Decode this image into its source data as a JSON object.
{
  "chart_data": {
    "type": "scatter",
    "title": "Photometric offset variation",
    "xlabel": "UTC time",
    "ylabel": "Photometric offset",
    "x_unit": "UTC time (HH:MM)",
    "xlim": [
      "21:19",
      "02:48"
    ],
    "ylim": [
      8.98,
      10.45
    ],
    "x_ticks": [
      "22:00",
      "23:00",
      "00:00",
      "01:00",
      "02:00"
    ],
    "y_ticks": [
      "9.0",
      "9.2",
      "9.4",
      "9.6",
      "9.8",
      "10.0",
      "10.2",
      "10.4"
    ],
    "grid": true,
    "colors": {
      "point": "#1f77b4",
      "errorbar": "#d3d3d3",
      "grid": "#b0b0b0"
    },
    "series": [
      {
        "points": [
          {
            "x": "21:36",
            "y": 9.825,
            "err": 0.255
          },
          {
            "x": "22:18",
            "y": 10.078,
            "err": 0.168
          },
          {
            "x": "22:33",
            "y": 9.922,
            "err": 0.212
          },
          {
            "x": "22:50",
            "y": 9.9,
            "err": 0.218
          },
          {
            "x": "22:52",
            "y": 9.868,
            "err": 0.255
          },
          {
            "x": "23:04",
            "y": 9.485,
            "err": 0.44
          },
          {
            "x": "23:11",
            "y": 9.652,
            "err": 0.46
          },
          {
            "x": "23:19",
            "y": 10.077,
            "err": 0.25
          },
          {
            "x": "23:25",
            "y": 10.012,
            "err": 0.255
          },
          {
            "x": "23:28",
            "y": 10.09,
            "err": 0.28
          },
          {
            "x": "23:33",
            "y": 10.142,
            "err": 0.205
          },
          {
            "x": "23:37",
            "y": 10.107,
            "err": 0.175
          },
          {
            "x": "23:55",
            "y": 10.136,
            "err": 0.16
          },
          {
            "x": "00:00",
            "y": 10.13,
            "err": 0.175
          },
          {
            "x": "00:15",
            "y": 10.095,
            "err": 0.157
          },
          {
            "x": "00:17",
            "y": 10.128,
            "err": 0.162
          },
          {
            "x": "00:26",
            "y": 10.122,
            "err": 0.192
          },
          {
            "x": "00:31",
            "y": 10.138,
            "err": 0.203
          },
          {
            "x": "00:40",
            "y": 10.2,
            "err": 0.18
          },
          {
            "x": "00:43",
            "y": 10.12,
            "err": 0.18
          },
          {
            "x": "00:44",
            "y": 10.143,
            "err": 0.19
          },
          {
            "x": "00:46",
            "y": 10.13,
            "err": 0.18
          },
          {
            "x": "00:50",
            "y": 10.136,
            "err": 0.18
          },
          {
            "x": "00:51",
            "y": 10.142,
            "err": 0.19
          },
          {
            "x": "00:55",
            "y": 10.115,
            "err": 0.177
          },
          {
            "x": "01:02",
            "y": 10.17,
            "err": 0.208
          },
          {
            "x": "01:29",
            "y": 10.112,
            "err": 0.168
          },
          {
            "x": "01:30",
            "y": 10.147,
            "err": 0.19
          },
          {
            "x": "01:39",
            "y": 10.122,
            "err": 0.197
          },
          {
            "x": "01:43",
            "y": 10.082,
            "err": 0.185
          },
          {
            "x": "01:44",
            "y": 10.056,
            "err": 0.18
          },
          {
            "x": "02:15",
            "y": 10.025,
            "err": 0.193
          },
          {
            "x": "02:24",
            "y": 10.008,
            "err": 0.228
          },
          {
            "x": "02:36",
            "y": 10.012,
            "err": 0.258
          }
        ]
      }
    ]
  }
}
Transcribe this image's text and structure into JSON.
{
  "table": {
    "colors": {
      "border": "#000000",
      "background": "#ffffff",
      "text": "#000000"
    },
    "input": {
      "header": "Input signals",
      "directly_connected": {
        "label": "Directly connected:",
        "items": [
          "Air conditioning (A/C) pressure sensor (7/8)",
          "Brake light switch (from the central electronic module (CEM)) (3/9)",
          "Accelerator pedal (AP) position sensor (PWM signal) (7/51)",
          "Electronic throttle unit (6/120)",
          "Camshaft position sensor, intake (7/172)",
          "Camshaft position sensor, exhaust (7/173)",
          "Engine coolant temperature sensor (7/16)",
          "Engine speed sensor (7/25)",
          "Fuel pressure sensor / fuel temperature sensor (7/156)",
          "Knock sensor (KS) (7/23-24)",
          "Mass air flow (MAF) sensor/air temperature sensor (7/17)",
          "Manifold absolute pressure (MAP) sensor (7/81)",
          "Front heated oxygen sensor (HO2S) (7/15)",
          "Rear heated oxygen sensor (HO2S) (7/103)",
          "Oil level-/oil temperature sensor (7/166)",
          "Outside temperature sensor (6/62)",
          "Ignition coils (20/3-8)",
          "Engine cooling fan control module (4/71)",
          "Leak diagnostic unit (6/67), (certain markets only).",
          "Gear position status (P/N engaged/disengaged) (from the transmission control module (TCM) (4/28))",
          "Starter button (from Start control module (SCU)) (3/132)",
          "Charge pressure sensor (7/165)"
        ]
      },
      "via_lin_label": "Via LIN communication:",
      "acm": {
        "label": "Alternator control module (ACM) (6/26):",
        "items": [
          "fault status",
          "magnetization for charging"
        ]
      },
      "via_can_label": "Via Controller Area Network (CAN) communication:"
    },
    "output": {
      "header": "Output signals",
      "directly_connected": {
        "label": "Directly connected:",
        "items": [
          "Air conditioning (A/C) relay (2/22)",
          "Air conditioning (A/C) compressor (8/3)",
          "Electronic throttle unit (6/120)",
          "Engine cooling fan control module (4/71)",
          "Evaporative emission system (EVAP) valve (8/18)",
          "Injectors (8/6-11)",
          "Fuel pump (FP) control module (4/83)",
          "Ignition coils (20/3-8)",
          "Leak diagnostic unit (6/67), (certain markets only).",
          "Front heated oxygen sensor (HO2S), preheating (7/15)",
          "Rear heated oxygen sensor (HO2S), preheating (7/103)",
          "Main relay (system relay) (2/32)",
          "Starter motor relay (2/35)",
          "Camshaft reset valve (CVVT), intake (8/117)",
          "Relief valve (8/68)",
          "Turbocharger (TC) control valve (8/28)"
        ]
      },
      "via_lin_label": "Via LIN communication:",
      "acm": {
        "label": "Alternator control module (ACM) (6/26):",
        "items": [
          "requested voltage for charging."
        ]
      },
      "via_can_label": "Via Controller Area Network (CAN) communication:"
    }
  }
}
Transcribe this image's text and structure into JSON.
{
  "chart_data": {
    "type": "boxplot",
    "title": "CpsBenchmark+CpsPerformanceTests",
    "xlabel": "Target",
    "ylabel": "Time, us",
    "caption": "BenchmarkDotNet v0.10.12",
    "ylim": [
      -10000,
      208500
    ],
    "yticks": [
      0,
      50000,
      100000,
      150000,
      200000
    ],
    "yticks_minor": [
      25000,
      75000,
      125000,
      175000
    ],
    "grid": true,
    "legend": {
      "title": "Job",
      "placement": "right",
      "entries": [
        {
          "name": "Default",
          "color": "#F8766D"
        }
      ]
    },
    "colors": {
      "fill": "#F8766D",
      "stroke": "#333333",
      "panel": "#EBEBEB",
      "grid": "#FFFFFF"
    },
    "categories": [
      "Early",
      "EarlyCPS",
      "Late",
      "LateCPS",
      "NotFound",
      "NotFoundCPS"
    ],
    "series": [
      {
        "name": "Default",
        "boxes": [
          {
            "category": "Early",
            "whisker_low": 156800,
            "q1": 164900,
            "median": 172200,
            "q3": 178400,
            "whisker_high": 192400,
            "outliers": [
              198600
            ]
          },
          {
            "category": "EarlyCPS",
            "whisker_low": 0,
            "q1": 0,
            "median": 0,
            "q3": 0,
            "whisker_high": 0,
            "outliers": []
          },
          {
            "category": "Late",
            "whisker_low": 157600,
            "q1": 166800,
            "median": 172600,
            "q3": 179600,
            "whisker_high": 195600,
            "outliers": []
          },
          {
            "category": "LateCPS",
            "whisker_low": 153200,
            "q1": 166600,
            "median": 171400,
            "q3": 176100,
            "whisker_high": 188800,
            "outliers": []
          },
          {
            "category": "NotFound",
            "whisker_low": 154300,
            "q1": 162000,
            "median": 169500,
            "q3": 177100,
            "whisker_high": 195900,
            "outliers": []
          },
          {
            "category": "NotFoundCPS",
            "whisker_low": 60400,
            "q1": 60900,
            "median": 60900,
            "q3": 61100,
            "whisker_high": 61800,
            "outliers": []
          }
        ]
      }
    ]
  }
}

----------

## REQUIRED WORK
Copy out each line of the records where the string "oxygen" appears.

## EXPECTED ANSWER
          "Front heated oxygen sensor (HO2S) (7/15)",
          "Rear heated oxygen sensor (HO2S) (7/103)",
          "Front heated oxygen sensor (HO2S), preheating (7/15)",
          "Rear heated oxygen sensor (HO2S), preheating (7/103)",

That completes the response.